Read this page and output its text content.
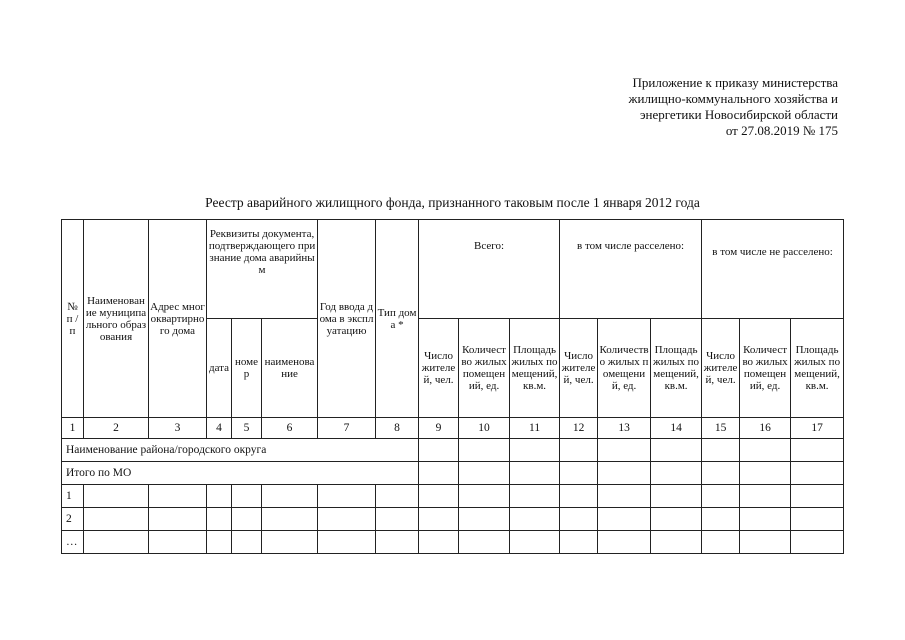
Приложение к приказу министерства
жилищно-коммунального хозяйства и
энергетики Новосибирской области
от 27.08.2019 № 175
Реестр аварийного жилищного фонда, признанного таковым после 1 января 2012 года
№ п / п	Наименование муниципального образования	Адрес многоквартирного дома	Реквизиты документа, подтверждающего признание дома аварийным			Год ввода дома в эксплуатацию	Тип дома *	Всего:			в том числе расселено:			в том числе не расселено:		
			дата	номер	наименование			Число жителей, чел.	Количество жилых помещений, ед.	Площадь жилых помещений, кв.м.	Число жителей, чел.	Количество жилых помещений, ед.	Площадь жилых помещений, кв.м.	Число жителей, чел.	Количество жилых помещений, ед.	Площадь жилых помещений, кв.м.
1	2	3	4	5	6	7	8	9	10	11	12	13	14	15	16	17
Наименование района/городского округа																
Итого по МО																
1																
2																
…																
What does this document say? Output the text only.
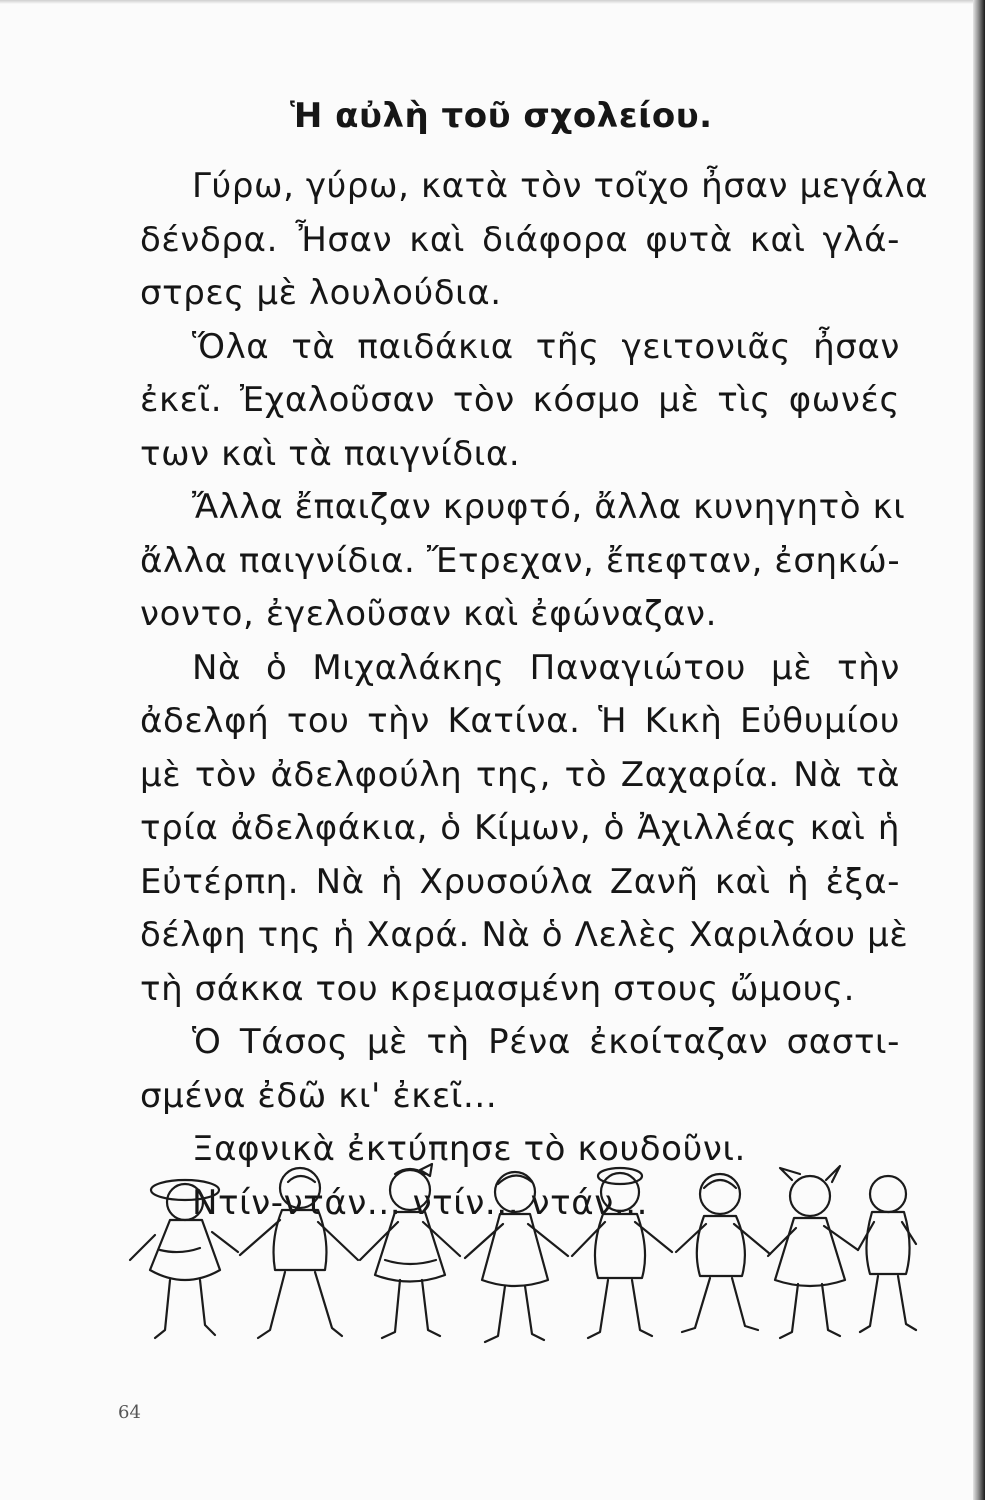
Ἡ αὐλὴ τοῦ σχολείου.
Γύρω, γύρω, κατὰ τὸν τοῖχο ἦσαν μεγάλα
δένδρα. Ἦσαν καὶ διάφορα φυτὰ καὶ γλά-
στρες μὲ λουλούδια.
Ὅλα τὰ παιδάκια τῆς γειτονιᾶς ἦσαν
ἐκεῖ. Ἐχαλοῦσαν τὸν κόσμο μὲ τὶς φωνές
των καὶ τὰ παιγνίδια.
Ἄλλα ἔπαιζαν κρυφτό, ἄλλα κυνηγητὸ κι
ἄλλα παιγνίδια. Ἔτρεχαν, ἔπεφταν, ἐσηκώ-
νοντο, ἐγελοῦσαν καὶ ἐφώναζαν.
Νὰ ὁ Μιχαλάκης Παναγιώτου μὲ τὴν
ἀδελφή του τὴν Κατίνα. Ἡ Κικὴ Εὐθυμίου
μὲ τὸν ἀδελφούλη της, τὸ Ζαχαρία. Νὰ τὰ
τρία ἀδελφάκια, ὁ Κίμων, ὁ Ἀχιλλέας καὶ ἡ
Εὐτέρπη. Νὰ ἡ Χρυσούλα Ζανῆ καὶ ἡ ἐξα-
δέλφη της ἡ Χαρά. Νὰ ὁ Λελὲς Χαριλάου μὲ
τὴ σάκκα του κρεμασμένη στους ὤμους.
Ὁ Τάσος μὲ τὴ Ρένα ἐκοίταζαν σαστι-
σμένα ἐδῶ κι' ἐκεῖ...
Ξαφνικὰ ἐκτύπησε τὸ κουδοῦνι.
Ντίν-ντάν... ντίν... ντάν...
64
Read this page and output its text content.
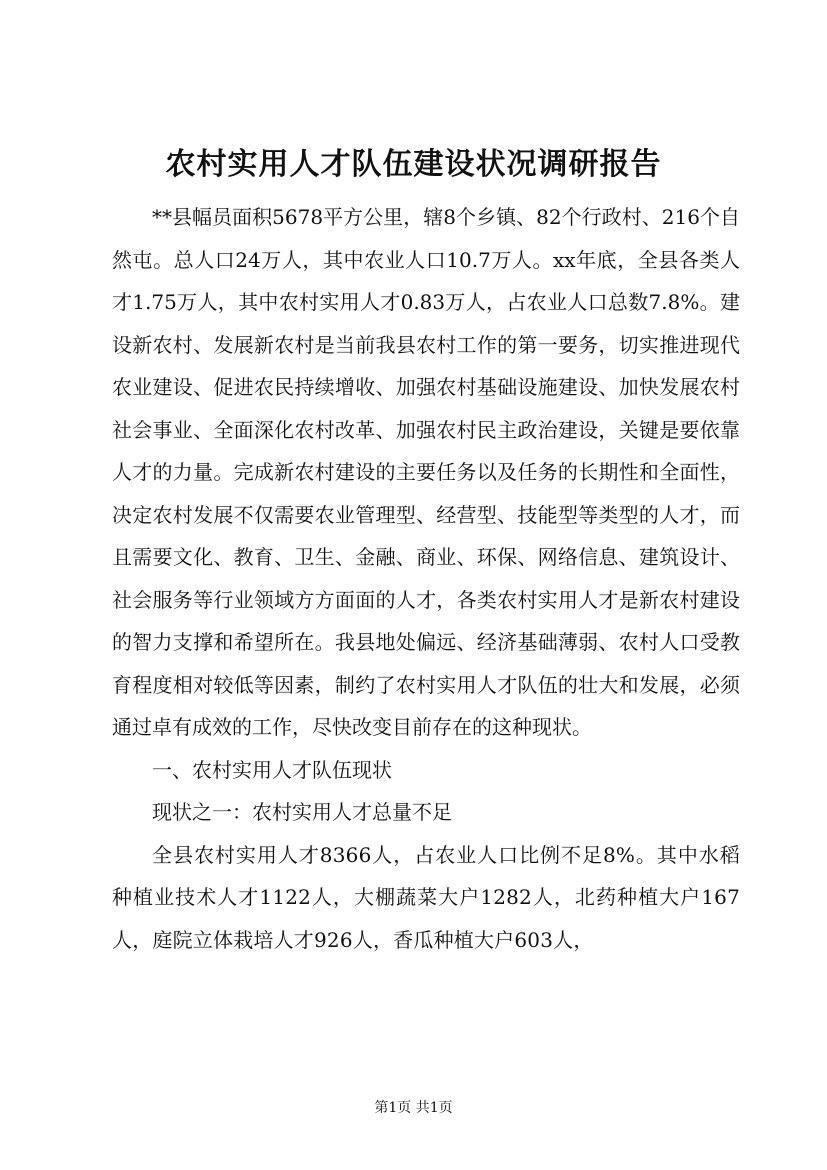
农村实用人才队伍建设状况调研报告

**县幅员面积5678平方公里，辖8个乡镇、82个行政村、216个自然屯。总人口24万人，其中农业人口10.7万人。xx年底，全县各类人才1.75万人，其中农村实用人才0.83万人，占农业人口总数7.8%。建设新农村、发展新农村是当前我县农村工作的第一要务，切实推进现代农业建设、促进农民持续增收、加强农村基础设施建设、加快发展农村社会事业、全面深化农村改革、加强农村民主政治建设，关键是要依靠人才的力量。完成新农村建设的主要任务以及任务的长期性和全面性，决定农村发展不仅需要农业管理型、经营型、技能型等类型的人才，而且需要文化、教育、卫生、金融、商业、环保、网络信息、建筑设计、社会服务等行业领域方方面面的人才，各类农村实用人才是新农村建设的智力支撑和希望所在。我县地处偏远、经济基础薄弱、农村人口受教育程度相对较低等因素，制约了农村实用人才队伍的壮大和发展，必须通过卓有成效的工作，尽快改变目前存在的这种现状。

一、农村实用人才队伍现状

现状之一：农村实用人才总量不足

全县农村实用人才8366人，占农业人口比例不足8%。其中水稻种植业技术人才1122人，大棚蔬菜大户1282人，北药种植大户167人，庭院立体栽培人才926人，香瓜种植大户603人，

第1页 共1页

:: Exercise objective ::
Give the entries again word for word, but skip the pictures.

:: Answer to this exercise ::
Read this page and output its text content.
Приложение к приказу министерства
жилищно-коммунального хозяйства и
энергетики Новосибирской области
от 27.08.2019 № 175
Реестр аварийного жилищного фонда, признанного таковым после 1 января 2012 года
№ п / п	Наименование муниципального образования	Адрес многоквартирного дома	Реквизиты документа, подтверждающего признание дома аварийным			Год ввода дома в эксплуатацию	Тип дома *	Всего:			в том числе расселено:			в том числе не расселено:		
			дата	номер	наименование			Число жителей, чел.	Количество жилых помещений, ед.	Площадь жилых помещений, кв.м.	Число жителей, чел.	Количество жилых помещений, ед.	Площадь жилых помещений, кв.м.	Число жителей, чел.	Количество жилых помещений, ед.	Площадь жилых помещений, кв.м.
1	2	3	4	5	6	7	8	9	10	11	12	13	14	15	16	17
Наименование района/городского округа																
Итого по МО																
1																
2																
…																
What does this document say? Output the text only.
Ἡ αὐλὴ τοῦ σχολείου.
Γύρω, γύρω, κατὰ τὸν τοῖχο ἦσαν μεγάλα
δένδρα. Ἦσαν καὶ διάφορα φυτὰ καὶ γλά-
στρες μὲ λουλούδια.
Ὅλα τὰ παιδάκια τῆς γειτονιᾶς ἦσαν
ἐκεῖ. Ἐχαλοῦσαν τὸν κόσμο μὲ τὶς φωνές
των καὶ τὰ παιγνίδια.
Ἄλλα ἔπαιζαν κρυφτό, ἄλλα κυνηγητὸ κι
ἄλλα παιγνίδια. Ἔτρεχαν, ἔπεφταν, ἐσηκώ-
νοντο, ἐγελοῦσαν καὶ ἐφώναζαν.
Νὰ ὁ Μιχαλάκης Παναγιώτου μὲ τὴν
ἀδελφή του τὴν Κατίνα. Ἡ Κικὴ Εὐθυμίου
μὲ τὸν ἀδελφούλη της, τὸ Ζαχαρία. Νὰ τὰ
τρία ἀδελφάκια, ὁ Κίμων, ὁ Ἀχιλλέας καὶ ἡ
Εὐτέρπη. Νὰ ἡ Χρυσούλα Ζανῆ καὶ ἡ ἐξα-
δέλφη της ἡ Χαρά. Νὰ ὁ Λελὲς Χαριλάου μὲ
τὴ σάκκα του κρεμασμένη στους ὤμους.
Ὁ Τάσος μὲ τὴ Ρένα ἐκοίταζαν σαστι-
σμένα ἐδῶ κι' ἐκεῖ...
Ξαφνικὰ ἐκτύπησε τὸ κουδοῦνι.
Ντίν-ντάν... ντίν... ντάν...
64
Read this page and output its text content.
农村实用人才队伍建设状况调研报告

**县幅员面积5678平方公里，辖8个乡镇、82个行政村、216个自然屯。总人口24万人，其中农业人口10.7万人。xx年底，全县各类人才1.75万人，其中农村实用人才0.83万人，占农业人口总数7.8%。建设新农村、发展新农村是当前我县农村工作的第一要务，切实推进现代农业建设、促进农民持续增收、加强农村基础设施建设、加快发展农村社会事业、全面深化农村改革、加强农村民主政治建设，关键是要依靠人才的力量。完成新农村建设的主要任务以及任务的长期性和全面性，决定农村发展不仅需要农业管理型、经营型、技能型等类型的人才，而且需要文化、教育、卫生、金融、商业、环保、网络信息、建筑设计、社会服务等行业领域方方面面的人才，各类农村实用人才是新农村建设的智力支撑和希望所在。我县地处偏远、经济基础薄弱、农村人口受教育程度相对较低等因素，制约了农村实用人才队伍的壮大和发展，必须通过卓有成效的工作，尽快改变目前存在的这种现状。

一、农村实用人才队伍现状

现状之一：农村实用人才总量不足

全县农村实用人才8366人，占农业人口比例不足8%。其中水稻种植业技术人才1122人，大棚蔬菜大户1282人，北药种植大户167人，庭院立体栽培人才926人，香瓜种植大户603人，

第1页 共1页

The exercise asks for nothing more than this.